## Records for this task
►
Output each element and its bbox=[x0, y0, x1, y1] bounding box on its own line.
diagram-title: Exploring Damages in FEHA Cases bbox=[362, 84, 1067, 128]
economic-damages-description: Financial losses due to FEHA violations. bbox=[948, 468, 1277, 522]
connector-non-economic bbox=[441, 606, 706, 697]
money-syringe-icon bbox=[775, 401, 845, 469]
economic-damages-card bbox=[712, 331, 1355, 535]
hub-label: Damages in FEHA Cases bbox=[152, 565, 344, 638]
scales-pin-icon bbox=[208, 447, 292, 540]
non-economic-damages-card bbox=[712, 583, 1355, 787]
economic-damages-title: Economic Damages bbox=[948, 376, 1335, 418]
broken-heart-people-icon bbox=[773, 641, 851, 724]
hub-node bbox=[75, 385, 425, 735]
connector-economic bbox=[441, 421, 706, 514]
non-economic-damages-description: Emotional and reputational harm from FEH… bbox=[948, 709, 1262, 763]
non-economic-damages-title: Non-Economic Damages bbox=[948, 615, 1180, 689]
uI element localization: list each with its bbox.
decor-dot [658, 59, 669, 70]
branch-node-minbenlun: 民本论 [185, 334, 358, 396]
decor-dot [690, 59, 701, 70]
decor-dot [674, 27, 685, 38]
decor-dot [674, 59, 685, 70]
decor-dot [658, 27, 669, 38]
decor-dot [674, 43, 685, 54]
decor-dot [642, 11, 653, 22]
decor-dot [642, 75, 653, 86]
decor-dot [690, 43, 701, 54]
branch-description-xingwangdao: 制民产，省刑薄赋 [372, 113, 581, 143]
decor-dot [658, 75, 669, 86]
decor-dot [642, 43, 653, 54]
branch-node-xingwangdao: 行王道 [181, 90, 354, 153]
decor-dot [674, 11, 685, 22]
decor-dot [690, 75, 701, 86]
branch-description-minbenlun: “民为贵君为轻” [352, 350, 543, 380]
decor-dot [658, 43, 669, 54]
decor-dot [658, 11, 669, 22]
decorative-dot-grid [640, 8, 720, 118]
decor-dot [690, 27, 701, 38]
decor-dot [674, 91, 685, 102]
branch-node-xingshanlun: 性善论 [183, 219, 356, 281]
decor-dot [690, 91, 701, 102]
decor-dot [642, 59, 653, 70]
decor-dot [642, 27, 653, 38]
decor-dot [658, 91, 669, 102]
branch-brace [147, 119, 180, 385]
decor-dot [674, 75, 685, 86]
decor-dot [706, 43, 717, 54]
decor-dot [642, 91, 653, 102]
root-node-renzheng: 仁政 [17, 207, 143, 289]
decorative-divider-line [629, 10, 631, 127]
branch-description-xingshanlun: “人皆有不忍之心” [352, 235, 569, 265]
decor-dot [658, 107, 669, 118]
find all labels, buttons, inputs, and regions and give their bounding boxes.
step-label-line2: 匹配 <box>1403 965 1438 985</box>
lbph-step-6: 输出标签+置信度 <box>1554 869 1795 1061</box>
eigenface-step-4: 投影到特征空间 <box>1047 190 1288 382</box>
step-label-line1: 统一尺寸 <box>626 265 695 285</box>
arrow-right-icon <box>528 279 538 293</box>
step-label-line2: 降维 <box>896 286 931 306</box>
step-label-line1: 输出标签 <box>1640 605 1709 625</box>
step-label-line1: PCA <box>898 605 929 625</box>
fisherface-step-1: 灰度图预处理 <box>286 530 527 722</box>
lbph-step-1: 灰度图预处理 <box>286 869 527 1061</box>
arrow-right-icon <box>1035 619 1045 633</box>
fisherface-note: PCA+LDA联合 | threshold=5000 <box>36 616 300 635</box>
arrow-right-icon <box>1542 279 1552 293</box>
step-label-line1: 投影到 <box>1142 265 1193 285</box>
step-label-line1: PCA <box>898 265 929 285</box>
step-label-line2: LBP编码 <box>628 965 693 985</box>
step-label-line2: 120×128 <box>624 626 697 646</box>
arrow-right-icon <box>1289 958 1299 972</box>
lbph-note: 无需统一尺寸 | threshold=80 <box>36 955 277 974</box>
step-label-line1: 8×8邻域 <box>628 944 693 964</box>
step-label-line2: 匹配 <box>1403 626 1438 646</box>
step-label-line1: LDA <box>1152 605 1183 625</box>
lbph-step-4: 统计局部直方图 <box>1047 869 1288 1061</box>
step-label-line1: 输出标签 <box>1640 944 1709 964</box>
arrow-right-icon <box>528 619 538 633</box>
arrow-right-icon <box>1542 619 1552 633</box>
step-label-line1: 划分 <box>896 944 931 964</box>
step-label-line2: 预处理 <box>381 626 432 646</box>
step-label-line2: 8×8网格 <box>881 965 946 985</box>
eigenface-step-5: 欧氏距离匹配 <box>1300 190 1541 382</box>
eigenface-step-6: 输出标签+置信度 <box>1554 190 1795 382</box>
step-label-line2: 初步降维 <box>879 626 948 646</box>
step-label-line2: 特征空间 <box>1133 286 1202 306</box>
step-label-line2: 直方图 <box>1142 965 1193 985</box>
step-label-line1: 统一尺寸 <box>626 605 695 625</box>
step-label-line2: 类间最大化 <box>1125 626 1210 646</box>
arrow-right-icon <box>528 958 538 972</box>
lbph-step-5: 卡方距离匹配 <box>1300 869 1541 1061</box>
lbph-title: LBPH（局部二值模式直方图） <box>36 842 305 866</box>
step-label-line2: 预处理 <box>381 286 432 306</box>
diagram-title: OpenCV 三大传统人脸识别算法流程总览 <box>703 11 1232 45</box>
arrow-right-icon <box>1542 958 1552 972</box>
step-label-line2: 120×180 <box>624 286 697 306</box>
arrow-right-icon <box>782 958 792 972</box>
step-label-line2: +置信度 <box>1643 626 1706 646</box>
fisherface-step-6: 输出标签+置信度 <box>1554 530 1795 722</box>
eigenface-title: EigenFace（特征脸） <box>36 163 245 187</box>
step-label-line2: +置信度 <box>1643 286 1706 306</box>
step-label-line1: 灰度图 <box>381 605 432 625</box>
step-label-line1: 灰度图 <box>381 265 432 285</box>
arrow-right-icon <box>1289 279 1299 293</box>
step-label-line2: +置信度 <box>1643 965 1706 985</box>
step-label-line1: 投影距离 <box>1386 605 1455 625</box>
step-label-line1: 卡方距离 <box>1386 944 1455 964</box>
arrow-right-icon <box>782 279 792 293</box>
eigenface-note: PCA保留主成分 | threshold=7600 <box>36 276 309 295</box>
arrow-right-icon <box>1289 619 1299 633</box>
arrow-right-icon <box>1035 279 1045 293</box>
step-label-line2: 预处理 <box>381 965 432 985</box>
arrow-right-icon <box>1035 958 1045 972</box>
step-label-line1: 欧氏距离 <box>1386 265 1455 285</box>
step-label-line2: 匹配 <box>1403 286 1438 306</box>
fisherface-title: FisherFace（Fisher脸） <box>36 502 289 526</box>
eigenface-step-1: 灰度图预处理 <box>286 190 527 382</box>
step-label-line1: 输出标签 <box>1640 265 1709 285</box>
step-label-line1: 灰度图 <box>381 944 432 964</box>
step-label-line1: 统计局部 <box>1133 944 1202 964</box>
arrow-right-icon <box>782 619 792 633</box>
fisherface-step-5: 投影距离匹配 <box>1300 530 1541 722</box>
◄
## To be done
Print every line of the data above again, character for character, changing nothing.

## Complete output
Output each element and its bbox=[x0, y0, x1, y1] bounding box on its own line.
diagram-title: Exploring Damages in FEHA Cases bbox=[362, 84, 1067, 128]
economic-damages-description: Financial losses due to FEHA violations. bbox=[948, 468, 1277, 522]
connector-non-economic bbox=[441, 606, 706, 697]
money-syringe-icon bbox=[775, 401, 845, 469]
economic-damages-card bbox=[712, 331, 1355, 535]
hub-label: Damages in FEHA Cases bbox=[152, 565, 344, 638]
scales-pin-icon bbox=[208, 447, 292, 540]
non-economic-damages-card bbox=[712, 583, 1355, 787]
economic-damages-title: Economic Damages bbox=[948, 376, 1335, 418]
broken-heart-people-icon bbox=[773, 641, 851, 724]
hub-node bbox=[75, 385, 425, 735]
connector-economic bbox=[441, 421, 706, 514]
non-economic-damages-description: Emotional and reputational harm from FEH… bbox=[948, 709, 1262, 763]
non-economic-damages-title: Non-Economic Damages bbox=[948, 615, 1180, 689]
uI element localization: list each with its bbox.
decor-dot [658, 59, 669, 70]
branch-node-minbenlun: 民本论 [185, 334, 358, 396]
decor-dot [690, 59, 701, 70]
decor-dot [674, 27, 685, 38]
decor-dot [674, 59, 685, 70]
decor-dot [658, 27, 669, 38]
decor-dot [674, 43, 685, 54]
decor-dot [642, 11, 653, 22]
decor-dot [642, 75, 653, 86]
decor-dot [690, 43, 701, 54]
branch-description-xingwangdao: 制民产，省刑薄赋 [372, 113, 581, 143]
decor-dot [658, 75, 669, 86]
decor-dot [642, 43, 653, 54]
branch-node-xingwangdao: 行王道 [181, 90, 354, 153]
decor-dot [674, 11, 685, 22]
decor-dot [690, 75, 701, 86]
branch-description-minbenlun: “民为贵君为轻” [352, 350, 543, 380]
decor-dot [658, 43, 669, 54]
decor-dot [658, 11, 669, 22]
decorative-dot-grid [640, 8, 720, 118]
decor-dot [690, 27, 701, 38]
decor-dot [674, 91, 685, 102]
branch-node-xingshanlun: 性善论 [183, 219, 356, 281]
decor-dot [690, 91, 701, 102]
decor-dot [642, 59, 653, 70]
decor-dot [642, 27, 653, 38]
decor-dot [658, 91, 669, 102]
branch-brace [147, 119, 180, 385]
decor-dot [674, 75, 685, 86]
decor-dot [706, 43, 717, 54]
decor-dot [642, 91, 653, 102]
root-node-renzheng: 仁政 [17, 207, 143, 289]
decorative-divider-line [629, 10, 631, 127]
branch-description-xingshanlun: “人皆有不忍之心” [352, 235, 569, 265]
decor-dot [658, 107, 669, 118]
find all labels, buttons, inputs, and regions and give their bounding boxes.
step-label-line2: 匹配 <box>1403 965 1438 985</box>
lbph-step-6: 输出标签+置信度 <box>1554 869 1795 1061</box>
eigenface-step-4: 投影到特征空间 <box>1047 190 1288 382</box>
step-label-line1: 统一尺寸 <box>626 265 695 285</box>
arrow-right-icon <box>528 279 538 293</box>
step-label-line2: 降维 <box>896 286 931 306</box>
step-label-line1: 输出标签 <box>1640 605 1709 625</box>
step-label-line1: PCA <box>898 605 929 625</box>
fisherface-step-1: 灰度图预处理 <box>286 530 527 722</box>
lbph-step-1: 灰度图预处理 <box>286 869 527 1061</box>
arrow-right-icon <box>1035 619 1045 633</box>
fisherface-note: PCA+LDA联合 | threshold=5000 <box>36 616 300 635</box>
arrow-right-icon <box>1542 279 1552 293</box>
step-label-line1: 投影到 <box>1142 265 1193 285</box>
step-label-line1: PCA <box>898 265 929 285</box>
step-label-line2: LBP编码 <box>628 965 693 985</box>
step-label-line2: 120×128 <box>624 626 697 646</box>
arrow-right-icon <box>1289 958 1299 972</box>
lbph-note: 无需统一尺寸 | threshold=80 <box>36 955 277 974</box>
step-label-line1: 8×8邻域 <box>628 944 693 964</box>
step-label-line2: 匹配 <box>1403 626 1438 646</box>
step-label-line1: LDA <box>1152 605 1183 625</box>
lbph-step-4: 统计局部直方图 <box>1047 869 1288 1061</box>
step-label-line1: 输出标签 <box>1640 944 1709 964</box>
arrow-right-icon <box>528 619 538 633</box>
arrow-right-icon <box>1542 619 1552 633</box>
step-label-line1: 划分 <box>896 944 931 964</box>
step-label-line2: 预处理 <box>381 626 432 646</box>
step-label-line2: 8×8网格 <box>881 965 946 985</box>
eigenface-step-5: 欧氏距离匹配 <box>1300 190 1541 382</box>
eigenface-step-6: 输出标签+置信度 <box>1554 190 1795 382</box>
step-label-line2: 初步降维 <box>879 626 948 646</box>
step-label-line2: 特征空间 <box>1133 286 1202 306</box>
step-label-line2: 直方图 <box>1142 965 1193 985</box>
step-label-line1: 统一尺寸 <box>626 605 695 625</box>
step-label-line2: 类间最大化 <box>1125 626 1210 646</box>
arrow-right-icon <box>528 958 538 972</box>
lbph-step-5: 卡方距离匹配 <box>1300 869 1541 1061</box>
lbph-title: LBPH（局部二值模式直方图） <box>36 842 305 866</box>
step-label-line2: 预处理 <box>381 286 432 306</box>
diagram-title: OpenCV 三大传统人脸识别算法流程总览 <box>703 11 1232 45</box>
arrow-right-icon <box>1542 958 1552 972</box>
step-label-line2: 120×180 <box>624 286 697 306</box>
arrow-right-icon <box>782 958 792 972</box>
step-label-line2: +置信度 <box>1643 626 1706 646</box>
fisherface-step-6: 输出标签+置信度 <box>1554 530 1795 722</box>
eigenface-title: EigenFace（特征脸） <box>36 163 245 187</box>
step-label-line2: +置信度 <box>1643 286 1706 306</box>
step-label-line1: 灰度图 <box>381 605 432 625</box>
step-label-line1: 灰度图 <box>381 265 432 285</box>
arrow-right-icon <box>1289 279 1299 293</box>
step-label-line2: +置信度 <box>1643 965 1706 985</box>
step-label-line1: 投影距离 <box>1386 605 1455 625</box>
step-label-line1: 卡方距离 <box>1386 944 1455 964</box>
arrow-right-icon <box>782 279 792 293</box>
eigenface-note: PCA保留主成分 | threshold=7600 <box>36 276 309 295</box>
arrow-right-icon <box>1289 619 1299 633</box>
arrow-right-icon <box>1035 279 1045 293</box>
step-label-line2: 预处理 <box>381 965 432 985</box>
arrow-right-icon <box>1035 958 1045 972</box>
step-label-line1: 欧氏距离 <box>1386 265 1455 285</box>
step-label-line2: 匹配 <box>1403 286 1438 306</box>
fisherface-title: FisherFace（Fisher脸） <box>36 502 289 526</box>
eigenface-step-1: 灰度图预处理 <box>286 190 527 382</box>
step-label-line1: 输出标签 <box>1640 265 1709 285</box>
step-label-line1: 灰度图 <box>381 944 432 964</box>
step-label-line1: 统计局部 <box>1133 944 1202 964</box>
arrow-right-icon <box>782 619 792 633</box>
fisherface-step-5: 投影距离匹配 <box>1300 530 1541 722</box>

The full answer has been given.